### Material for this exercise
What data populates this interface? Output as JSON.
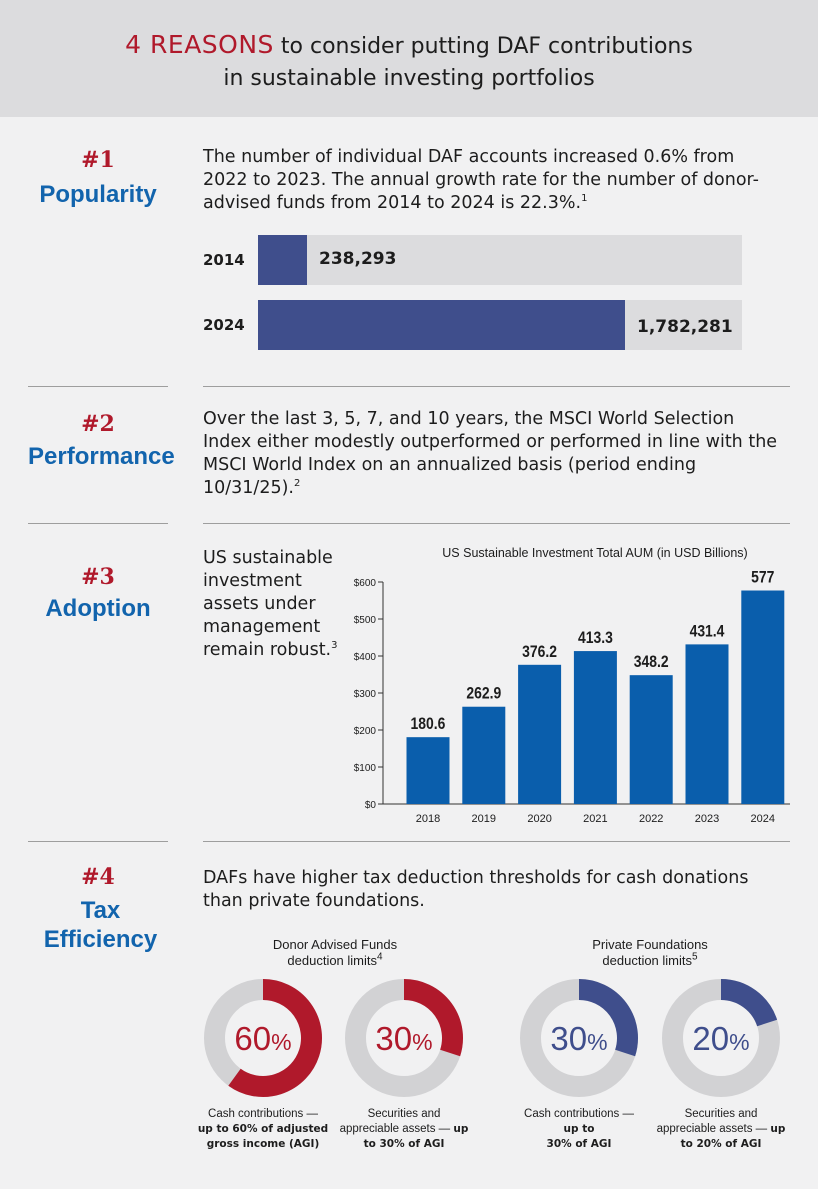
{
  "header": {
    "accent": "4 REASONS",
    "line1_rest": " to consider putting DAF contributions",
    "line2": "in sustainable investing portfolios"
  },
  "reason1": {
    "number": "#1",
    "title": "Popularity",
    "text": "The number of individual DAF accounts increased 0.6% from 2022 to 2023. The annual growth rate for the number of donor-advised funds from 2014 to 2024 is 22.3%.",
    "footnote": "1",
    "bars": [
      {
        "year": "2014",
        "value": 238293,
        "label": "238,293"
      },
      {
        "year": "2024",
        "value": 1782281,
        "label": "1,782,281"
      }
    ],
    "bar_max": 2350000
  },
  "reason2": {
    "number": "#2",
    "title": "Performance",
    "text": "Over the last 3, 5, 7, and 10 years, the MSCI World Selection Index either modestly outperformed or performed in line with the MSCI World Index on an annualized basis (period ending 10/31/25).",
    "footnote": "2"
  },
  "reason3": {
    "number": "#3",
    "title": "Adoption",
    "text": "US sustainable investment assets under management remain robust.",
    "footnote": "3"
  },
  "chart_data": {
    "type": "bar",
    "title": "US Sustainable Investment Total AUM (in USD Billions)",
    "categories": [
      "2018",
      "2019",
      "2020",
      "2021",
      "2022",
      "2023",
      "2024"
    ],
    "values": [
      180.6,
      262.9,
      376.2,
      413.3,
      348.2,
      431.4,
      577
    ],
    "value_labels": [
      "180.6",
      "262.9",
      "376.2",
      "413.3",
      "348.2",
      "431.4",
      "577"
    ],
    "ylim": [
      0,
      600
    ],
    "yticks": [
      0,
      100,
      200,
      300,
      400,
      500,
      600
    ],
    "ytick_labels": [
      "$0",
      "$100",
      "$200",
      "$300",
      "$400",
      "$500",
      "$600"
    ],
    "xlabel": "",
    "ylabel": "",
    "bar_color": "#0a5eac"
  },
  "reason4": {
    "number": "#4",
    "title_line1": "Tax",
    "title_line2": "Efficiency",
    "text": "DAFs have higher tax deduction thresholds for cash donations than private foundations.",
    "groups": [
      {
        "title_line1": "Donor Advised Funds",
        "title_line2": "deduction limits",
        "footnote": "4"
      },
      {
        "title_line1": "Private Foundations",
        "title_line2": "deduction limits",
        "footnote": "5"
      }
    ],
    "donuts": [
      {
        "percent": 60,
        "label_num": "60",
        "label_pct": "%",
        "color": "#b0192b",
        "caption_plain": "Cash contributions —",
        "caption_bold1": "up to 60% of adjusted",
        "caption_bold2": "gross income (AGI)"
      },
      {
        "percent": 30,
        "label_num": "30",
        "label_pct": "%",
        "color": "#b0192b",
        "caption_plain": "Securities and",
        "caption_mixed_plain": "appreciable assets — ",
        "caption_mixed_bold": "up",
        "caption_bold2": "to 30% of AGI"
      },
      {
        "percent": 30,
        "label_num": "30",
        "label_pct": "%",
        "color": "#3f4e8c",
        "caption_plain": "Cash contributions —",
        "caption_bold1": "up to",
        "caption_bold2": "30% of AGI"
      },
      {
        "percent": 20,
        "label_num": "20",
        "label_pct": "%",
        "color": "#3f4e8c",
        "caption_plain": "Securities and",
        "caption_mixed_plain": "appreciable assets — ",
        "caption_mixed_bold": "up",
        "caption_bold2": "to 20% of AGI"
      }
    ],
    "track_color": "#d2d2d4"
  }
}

### Task brief
With the pictures omitted, reproduce the records in full and exactly.

### Written answer
What data populates this interface? Output as JSON.
{
  "header": {
    "accent": "4 REASONS",
    "line1_rest": " to consider putting DAF contributions",
    "line2": "in sustainable investing portfolios"
  },
  "reason1": {
    "number": "#1",
    "title": "Popularity",
    "text": "The number of individual DAF accounts increased 0.6% from 2022 to 2023. The annual growth rate for the number of donor-advised funds from 2014 to 2024 is 22.3%.",
    "footnote": "1",
    "bars": [
      {
        "year": "2014",
        "value": 238293,
        "label": "238,293"
      },
      {
        "year": "2024",
        "value": 1782281,
        "label": "1,782,281"
      }
    ],
    "bar_max": 2350000
  },
  "reason2": {
    "number": "#2",
    "title": "Performance",
    "text": "Over the last 3, 5, 7, and 10 years, the MSCI World Selection Index either modestly outperformed or performed in line with the MSCI World Index on an annualized basis (period ending 10/31/25).",
    "footnote": "2"
  },
  "reason3": {
    "number": "#3",
    "title": "Adoption",
    "text": "US sustainable investment assets under management remain robust.",
    "footnote": "3"
  },
  "chart_data": {
    "type": "bar",
    "title": "US Sustainable Investment Total AUM (in USD Billions)",
    "categories": [
      "2018",
      "2019",
      "2020",
      "2021",
      "2022",
      "2023",
      "2024"
    ],
    "values": [
      180.6,
      262.9,
      376.2,
      413.3,
      348.2,
      431.4,
      577
    ],
    "value_labels": [
      "180.6",
      "262.9",
      "376.2",
      "413.3",
      "348.2",
      "431.4",
      "577"
    ],
    "ylim": [
      0,
      600
    ],
    "yticks": [
      0,
      100,
      200,
      300,
      400,
      500,
      600
    ],
    "ytick_labels": [
      "$0",
      "$100",
      "$200",
      "$300",
      "$400",
      "$500",
      "$600"
    ],
    "xlabel": "",
    "ylabel": "",
    "bar_color": "#0a5eac"
  },
  "reason4": {
    "number": "#4",
    "title_line1": "Tax",
    "title_line2": "Efficiency",
    "text": "DAFs have higher tax deduction thresholds for cash donations than private foundations.",
    "groups": [
      {
        "title_line1": "Donor Advised Funds",
        "title_line2": "deduction limits",
        "footnote": "4"
      },
      {
        "title_line1": "Private Foundations",
        "title_line2": "deduction limits",
        "footnote": "5"
      }
    ],
    "donuts": [
      {
        "percent": 60,
        "label_num": "60",
        "label_pct": "%",
        "color": "#b0192b",
        "caption_plain": "Cash contributions —",
        "caption_bold1": "up to 60% of adjusted",
        "caption_bold2": "gross income (AGI)"
      },
      {
        "percent": 30,
        "label_num": "30",
        "label_pct": "%",
        "color": "#b0192b",
        "caption_plain": "Securities and",
        "caption_mixed_plain": "appreciable assets — ",
        "caption_mixed_bold": "up",
        "caption_bold2": "to 30% of AGI"
      },
      {
        "percent": 30,
        "label_num": "30",
        "label_pct": "%",
        "color": "#3f4e8c",
        "caption_plain": "Cash contributions —",
        "caption_bold1": "up to",
        "caption_bold2": "30% of AGI"
      },
      {
        "percent": 20,
        "label_num": "20",
        "label_pct": "%",
        "color": "#3f4e8c",
        "caption_plain": "Securities and",
        "caption_mixed_plain": "appreciable assets — ",
        "caption_mixed_bold": "up",
        "caption_bold2": "to 20% of AGI"
      }
    ],
    "track_color": "#d2d2d4"
  }
}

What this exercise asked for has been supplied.